Task prompt: Identify and copy all lines of the material where the string "test" is found.
★ ★ ★ ★
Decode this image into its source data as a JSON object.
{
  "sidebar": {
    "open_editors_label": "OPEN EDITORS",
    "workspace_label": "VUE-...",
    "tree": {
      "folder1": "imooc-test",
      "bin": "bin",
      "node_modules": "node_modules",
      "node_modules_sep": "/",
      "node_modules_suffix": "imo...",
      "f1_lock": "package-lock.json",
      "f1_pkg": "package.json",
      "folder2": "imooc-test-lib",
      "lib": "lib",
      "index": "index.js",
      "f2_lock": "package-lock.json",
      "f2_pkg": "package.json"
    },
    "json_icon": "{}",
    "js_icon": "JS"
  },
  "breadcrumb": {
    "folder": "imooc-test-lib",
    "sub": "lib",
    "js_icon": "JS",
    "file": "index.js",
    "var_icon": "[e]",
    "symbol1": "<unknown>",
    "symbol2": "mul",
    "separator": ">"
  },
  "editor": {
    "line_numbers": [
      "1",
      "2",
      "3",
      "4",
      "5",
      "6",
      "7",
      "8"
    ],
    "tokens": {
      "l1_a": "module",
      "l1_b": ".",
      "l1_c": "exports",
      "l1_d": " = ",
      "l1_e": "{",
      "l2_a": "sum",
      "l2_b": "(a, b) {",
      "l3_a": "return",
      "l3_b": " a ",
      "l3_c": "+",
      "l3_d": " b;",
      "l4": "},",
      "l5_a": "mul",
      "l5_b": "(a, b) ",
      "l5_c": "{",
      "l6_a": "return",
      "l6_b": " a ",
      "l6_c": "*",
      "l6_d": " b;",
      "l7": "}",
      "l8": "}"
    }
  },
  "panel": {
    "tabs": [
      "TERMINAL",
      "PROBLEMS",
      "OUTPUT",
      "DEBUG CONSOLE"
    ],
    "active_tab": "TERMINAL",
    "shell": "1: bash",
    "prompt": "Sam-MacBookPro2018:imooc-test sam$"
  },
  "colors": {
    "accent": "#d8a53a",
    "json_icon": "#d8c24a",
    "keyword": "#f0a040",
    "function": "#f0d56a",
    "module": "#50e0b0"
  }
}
★ ★ ★ ★
Output below:
      "folder1": "imooc-test",
      "folder2": "imooc-test-lib",
    "folder": "imooc-test-lib",
    "prompt": "Sam-MacBookPro2018:imooc-test sam$"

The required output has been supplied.